** START **
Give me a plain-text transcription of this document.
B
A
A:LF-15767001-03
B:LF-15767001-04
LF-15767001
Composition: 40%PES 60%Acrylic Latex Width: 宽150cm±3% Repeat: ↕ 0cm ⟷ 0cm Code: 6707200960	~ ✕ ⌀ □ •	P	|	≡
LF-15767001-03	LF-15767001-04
** END **
* Task prompt *
Output all records verbatim.

* The reply *
Give me a plain-text transcription of this document.
B
A
A:LF-15767001-03
B:LF-15767001-04
LF-15767001
Composition: 40%PES 60%Acrylic Latex Width: 宽150cm±3% Repeat: ↕ 0cm ⟷ 0cm Code: 6707200960	~ ✕ ⌀ □ •	P	|	≡
LF-15767001-03	LF-15767001-04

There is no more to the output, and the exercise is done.